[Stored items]

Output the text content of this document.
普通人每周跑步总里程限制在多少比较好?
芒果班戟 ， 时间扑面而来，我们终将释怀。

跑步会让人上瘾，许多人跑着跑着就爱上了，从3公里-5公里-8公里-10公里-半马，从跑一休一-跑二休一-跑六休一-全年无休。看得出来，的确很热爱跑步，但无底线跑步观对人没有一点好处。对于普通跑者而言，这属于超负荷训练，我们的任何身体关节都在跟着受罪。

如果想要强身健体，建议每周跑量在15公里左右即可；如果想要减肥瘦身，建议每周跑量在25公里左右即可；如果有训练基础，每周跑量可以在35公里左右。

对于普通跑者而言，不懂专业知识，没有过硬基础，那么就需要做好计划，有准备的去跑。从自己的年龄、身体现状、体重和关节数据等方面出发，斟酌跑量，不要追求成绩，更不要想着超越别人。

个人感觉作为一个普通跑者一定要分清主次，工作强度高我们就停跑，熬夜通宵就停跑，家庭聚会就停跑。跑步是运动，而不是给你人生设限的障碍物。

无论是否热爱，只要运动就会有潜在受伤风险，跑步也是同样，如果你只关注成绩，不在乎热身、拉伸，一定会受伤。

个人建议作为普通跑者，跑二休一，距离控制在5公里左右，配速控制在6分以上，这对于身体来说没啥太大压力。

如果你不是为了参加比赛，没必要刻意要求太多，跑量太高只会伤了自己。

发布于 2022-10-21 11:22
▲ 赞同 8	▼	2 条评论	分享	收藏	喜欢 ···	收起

▸ **PROMPT**
Repeat every record, keeping each word and mark exactly as it is.

▸ **TASK ANSWER**
Output the text content of this document.
普通人每周跑步总里程限制在多少比较好?
芒果班戟 ， 时间扑面而来，我们终将释怀。

跑步会让人上瘾，许多人跑着跑着就爱上了，从3公里-5公里-8公里-10公里-半马，从跑一休一-跑二休一-跑六休一-全年无休。看得出来，的确很热爱跑步，但无底线跑步观对人没有一点好处。对于普通跑者而言，这属于超负荷训练，我们的任何身体关节都在跟着受罪。

如果想要强身健体，建议每周跑量在15公里左右即可；如果想要减肥瘦身，建议每周跑量在25公里左右即可；如果有训练基础，每周跑量可以在35公里左右。

对于普通跑者而言，不懂专业知识，没有过硬基础，那么就需要做好计划，有准备的去跑。从自己的年龄、身体现状、体重和关节数据等方面出发，斟酌跑量，不要追求成绩，更不要想着超越别人。

个人感觉作为一个普通跑者一定要分清主次，工作强度高我们就停跑，熬夜通宵就停跑，家庭聚会就停跑。跑步是运动，而不是给你人生设限的障碍物。

无论是否热爱，只要运动就会有潜在受伤风险，跑步也是同样，如果你只关注成绩，不在乎热身、拉伸，一定会受伤。

个人建议作为普通跑者，跑二休一，距离控制在5公里左右，配速控制在6分以上，这对于身体来说没啥太大压力。

如果你不是为了参加比赛，没必要刻意要求太多，跑量太高只会伤了自己。

发布于 2022-10-21 11:22
▲ 赞同 8	▼	2 条评论	分享	收藏	喜欢 ···	收起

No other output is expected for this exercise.